▸ **Structured figure records**
--------------------------------------------------
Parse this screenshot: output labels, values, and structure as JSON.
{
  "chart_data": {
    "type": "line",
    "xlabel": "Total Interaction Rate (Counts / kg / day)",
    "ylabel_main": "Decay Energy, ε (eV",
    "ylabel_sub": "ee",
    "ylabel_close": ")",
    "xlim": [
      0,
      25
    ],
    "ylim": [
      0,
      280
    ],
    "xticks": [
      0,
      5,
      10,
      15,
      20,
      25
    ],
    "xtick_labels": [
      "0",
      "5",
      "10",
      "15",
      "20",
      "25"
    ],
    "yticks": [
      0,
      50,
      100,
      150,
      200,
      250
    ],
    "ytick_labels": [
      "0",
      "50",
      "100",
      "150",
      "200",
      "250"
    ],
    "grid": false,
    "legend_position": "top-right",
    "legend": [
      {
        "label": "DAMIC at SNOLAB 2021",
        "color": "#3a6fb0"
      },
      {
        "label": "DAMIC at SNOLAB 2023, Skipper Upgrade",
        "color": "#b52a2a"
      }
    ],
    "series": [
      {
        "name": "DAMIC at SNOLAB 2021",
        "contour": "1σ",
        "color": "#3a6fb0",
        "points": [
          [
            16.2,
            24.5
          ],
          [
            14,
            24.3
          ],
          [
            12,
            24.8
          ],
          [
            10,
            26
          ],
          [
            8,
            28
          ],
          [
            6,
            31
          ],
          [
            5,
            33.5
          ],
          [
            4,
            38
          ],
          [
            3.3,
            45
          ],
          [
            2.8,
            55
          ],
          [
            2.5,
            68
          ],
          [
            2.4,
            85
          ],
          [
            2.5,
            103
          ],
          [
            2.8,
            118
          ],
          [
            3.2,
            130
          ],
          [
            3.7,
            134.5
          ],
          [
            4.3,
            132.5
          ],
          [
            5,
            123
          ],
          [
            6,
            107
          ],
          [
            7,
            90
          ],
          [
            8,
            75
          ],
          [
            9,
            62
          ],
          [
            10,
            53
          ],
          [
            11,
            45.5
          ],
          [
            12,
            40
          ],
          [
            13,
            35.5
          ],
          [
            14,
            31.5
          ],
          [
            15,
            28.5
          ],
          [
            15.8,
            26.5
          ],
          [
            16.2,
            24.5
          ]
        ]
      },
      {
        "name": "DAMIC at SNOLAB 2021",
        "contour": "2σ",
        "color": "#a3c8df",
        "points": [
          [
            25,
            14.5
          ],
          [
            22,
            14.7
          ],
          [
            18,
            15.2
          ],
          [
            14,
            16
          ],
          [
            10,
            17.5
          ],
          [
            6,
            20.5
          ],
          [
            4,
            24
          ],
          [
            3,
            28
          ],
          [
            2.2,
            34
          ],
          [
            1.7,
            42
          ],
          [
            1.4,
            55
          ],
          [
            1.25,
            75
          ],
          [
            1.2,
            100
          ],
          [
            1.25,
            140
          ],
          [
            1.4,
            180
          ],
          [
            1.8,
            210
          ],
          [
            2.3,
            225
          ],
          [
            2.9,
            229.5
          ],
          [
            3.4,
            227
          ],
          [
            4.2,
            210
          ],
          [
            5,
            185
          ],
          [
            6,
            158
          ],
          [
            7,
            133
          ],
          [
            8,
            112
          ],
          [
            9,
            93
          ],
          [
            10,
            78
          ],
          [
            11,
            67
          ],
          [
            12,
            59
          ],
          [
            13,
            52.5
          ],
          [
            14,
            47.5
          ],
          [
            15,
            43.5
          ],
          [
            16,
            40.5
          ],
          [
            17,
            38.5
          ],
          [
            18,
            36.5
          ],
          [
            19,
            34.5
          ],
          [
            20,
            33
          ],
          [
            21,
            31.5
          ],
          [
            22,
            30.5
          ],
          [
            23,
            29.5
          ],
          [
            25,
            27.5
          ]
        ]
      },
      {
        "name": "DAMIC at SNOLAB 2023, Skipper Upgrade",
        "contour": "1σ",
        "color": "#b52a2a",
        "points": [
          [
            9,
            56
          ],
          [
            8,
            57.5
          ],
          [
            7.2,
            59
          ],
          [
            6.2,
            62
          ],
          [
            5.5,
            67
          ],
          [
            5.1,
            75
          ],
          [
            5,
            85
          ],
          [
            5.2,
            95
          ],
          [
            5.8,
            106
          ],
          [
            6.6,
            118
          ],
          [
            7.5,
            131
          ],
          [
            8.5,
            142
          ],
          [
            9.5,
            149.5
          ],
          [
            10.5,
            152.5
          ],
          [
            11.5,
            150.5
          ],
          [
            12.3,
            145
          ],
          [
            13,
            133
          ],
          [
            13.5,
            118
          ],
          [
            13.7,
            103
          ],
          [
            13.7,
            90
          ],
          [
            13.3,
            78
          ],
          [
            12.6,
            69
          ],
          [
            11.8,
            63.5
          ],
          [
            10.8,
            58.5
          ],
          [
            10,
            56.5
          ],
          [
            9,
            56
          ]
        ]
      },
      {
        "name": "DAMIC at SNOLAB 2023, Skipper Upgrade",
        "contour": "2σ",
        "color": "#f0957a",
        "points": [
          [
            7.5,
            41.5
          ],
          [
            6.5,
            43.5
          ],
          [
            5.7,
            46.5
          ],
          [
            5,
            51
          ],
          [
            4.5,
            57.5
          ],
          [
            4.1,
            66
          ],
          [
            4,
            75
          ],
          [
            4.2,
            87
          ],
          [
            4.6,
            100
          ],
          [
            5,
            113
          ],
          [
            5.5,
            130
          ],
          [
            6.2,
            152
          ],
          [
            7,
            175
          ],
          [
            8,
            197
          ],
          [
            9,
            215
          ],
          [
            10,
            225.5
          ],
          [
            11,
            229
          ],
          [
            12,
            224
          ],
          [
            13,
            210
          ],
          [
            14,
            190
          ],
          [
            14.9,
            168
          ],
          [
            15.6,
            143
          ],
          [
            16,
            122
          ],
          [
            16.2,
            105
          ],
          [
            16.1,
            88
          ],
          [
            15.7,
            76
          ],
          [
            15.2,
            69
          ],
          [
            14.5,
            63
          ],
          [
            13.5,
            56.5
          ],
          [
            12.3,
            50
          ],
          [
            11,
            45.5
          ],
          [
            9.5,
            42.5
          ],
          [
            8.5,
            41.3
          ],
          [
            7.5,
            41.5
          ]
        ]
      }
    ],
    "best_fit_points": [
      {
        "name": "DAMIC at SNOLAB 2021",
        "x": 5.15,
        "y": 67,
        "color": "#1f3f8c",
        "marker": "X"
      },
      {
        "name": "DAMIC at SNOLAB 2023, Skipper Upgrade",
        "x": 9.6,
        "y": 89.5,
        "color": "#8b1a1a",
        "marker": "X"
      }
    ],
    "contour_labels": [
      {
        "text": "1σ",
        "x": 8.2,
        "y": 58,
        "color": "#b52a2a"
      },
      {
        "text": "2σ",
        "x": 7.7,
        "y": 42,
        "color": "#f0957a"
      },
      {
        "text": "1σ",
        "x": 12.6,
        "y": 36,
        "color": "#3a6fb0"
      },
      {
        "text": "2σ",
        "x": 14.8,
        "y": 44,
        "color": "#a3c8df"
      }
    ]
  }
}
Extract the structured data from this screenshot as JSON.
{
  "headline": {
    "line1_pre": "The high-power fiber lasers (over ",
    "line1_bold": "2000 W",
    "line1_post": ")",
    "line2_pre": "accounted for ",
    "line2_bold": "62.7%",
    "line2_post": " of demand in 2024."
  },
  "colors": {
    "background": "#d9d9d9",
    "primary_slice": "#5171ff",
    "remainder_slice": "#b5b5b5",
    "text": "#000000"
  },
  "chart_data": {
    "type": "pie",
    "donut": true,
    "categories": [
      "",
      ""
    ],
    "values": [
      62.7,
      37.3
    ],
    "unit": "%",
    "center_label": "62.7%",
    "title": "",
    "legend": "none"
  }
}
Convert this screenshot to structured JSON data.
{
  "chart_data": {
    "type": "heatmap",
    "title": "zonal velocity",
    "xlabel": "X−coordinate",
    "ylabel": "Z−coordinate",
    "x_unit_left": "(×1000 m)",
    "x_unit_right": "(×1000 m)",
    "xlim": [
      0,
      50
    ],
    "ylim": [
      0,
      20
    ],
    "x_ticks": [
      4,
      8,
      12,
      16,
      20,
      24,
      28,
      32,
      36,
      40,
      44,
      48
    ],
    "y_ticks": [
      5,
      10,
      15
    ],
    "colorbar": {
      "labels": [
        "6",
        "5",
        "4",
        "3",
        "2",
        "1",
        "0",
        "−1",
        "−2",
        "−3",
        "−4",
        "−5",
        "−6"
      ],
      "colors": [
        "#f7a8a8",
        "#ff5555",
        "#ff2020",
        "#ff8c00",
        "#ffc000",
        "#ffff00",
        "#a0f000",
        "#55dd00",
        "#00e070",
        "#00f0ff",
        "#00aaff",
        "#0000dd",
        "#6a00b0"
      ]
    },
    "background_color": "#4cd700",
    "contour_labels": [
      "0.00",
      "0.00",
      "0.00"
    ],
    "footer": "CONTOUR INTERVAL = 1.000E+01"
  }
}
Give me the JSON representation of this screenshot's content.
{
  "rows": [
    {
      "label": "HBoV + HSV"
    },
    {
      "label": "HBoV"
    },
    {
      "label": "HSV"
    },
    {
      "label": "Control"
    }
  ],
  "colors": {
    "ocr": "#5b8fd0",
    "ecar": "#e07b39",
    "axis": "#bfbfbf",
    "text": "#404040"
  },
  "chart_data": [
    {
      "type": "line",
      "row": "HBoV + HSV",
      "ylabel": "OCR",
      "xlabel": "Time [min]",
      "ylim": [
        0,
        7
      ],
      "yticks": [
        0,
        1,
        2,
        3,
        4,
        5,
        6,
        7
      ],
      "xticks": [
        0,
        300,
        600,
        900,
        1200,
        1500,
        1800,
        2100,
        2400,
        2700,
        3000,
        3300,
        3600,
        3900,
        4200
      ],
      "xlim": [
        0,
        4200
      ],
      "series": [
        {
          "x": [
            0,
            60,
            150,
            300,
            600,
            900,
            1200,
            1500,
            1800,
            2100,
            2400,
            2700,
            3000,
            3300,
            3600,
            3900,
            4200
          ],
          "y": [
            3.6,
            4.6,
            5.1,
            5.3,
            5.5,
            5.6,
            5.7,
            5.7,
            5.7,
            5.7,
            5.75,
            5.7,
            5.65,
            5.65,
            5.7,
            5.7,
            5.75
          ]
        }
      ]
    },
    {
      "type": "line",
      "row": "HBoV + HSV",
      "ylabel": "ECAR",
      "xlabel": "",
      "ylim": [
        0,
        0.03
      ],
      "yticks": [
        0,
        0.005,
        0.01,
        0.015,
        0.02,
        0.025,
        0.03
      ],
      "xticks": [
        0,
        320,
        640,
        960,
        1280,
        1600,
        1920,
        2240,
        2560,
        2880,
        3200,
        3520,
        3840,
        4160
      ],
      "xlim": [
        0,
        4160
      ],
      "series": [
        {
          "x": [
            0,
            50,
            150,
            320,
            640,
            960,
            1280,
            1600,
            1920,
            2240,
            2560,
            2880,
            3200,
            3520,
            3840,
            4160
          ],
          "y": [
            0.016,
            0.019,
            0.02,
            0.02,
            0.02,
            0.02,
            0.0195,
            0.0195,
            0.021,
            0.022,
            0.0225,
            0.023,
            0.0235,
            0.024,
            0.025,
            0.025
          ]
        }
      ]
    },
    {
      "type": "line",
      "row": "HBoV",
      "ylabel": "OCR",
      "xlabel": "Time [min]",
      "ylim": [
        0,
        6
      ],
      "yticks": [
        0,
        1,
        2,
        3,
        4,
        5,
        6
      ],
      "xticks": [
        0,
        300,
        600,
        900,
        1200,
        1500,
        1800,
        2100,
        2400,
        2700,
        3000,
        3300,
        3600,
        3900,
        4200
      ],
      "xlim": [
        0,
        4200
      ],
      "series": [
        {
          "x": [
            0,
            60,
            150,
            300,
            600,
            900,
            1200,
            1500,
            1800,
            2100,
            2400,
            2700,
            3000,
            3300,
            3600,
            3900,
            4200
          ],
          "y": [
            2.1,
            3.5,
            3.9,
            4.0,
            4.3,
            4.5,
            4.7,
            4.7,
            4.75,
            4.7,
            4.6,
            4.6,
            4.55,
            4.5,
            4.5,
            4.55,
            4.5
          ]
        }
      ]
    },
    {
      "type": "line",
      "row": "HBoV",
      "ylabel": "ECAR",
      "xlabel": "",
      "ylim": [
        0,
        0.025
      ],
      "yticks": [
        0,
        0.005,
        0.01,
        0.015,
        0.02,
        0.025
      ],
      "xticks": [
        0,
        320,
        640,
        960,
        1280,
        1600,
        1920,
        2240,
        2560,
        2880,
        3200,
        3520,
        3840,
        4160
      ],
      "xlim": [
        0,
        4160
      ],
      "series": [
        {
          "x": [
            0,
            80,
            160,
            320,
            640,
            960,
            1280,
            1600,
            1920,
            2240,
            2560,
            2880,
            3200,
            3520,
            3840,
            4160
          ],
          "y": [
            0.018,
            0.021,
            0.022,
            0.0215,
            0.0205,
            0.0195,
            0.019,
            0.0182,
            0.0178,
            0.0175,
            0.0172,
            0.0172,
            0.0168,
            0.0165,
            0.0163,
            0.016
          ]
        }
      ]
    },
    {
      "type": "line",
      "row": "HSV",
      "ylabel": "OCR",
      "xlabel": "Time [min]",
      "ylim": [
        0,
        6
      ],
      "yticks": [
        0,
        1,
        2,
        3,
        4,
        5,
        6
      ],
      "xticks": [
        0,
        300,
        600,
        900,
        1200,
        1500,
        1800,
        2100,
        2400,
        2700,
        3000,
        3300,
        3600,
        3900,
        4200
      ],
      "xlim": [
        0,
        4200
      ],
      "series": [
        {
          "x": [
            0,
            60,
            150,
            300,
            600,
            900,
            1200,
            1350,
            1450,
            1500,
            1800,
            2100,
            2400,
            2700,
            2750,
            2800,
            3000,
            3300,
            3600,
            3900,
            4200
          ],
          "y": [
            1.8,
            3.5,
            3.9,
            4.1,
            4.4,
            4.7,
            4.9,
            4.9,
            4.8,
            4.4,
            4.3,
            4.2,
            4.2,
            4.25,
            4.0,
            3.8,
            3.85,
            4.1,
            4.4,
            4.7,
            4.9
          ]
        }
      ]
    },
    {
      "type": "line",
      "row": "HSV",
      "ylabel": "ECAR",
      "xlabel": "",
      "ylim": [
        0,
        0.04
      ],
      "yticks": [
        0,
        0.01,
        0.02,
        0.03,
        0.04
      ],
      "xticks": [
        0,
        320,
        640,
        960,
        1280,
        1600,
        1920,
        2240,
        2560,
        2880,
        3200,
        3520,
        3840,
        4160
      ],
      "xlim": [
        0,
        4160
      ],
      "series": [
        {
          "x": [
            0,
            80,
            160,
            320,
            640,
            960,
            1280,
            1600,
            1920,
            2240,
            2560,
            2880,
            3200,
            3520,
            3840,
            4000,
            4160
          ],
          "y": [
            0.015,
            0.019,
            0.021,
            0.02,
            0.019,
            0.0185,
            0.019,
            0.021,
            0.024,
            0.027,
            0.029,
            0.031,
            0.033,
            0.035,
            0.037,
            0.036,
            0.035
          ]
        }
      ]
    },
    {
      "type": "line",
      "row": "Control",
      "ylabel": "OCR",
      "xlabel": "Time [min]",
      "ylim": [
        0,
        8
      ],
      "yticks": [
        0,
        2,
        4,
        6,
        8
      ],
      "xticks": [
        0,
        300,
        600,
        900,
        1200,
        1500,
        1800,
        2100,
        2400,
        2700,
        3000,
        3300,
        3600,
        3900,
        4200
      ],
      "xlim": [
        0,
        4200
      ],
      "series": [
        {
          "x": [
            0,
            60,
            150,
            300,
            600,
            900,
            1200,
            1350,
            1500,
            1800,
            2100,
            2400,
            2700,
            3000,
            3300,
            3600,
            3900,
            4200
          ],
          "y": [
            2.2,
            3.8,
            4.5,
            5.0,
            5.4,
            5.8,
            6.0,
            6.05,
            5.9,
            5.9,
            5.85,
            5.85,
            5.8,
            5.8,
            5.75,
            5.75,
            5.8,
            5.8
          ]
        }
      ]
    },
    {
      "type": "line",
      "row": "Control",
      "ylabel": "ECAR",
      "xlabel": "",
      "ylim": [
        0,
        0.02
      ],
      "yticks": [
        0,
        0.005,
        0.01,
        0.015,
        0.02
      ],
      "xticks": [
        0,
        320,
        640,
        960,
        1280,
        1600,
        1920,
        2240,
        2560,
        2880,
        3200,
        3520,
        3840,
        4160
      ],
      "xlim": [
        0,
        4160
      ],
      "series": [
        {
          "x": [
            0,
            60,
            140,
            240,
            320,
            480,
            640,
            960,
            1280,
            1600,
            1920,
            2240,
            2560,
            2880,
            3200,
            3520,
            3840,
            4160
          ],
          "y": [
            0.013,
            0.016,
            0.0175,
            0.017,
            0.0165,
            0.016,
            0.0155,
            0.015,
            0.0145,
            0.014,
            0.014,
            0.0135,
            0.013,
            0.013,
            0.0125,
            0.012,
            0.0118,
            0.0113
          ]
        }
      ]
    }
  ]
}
--------------------------------------------------
▸ **AIM OF THE EXERCISE**
Of the lines above, how many contain the word "coordinate"? Provide the number and nothing else.

▸ **FINISHED ANSWER**
2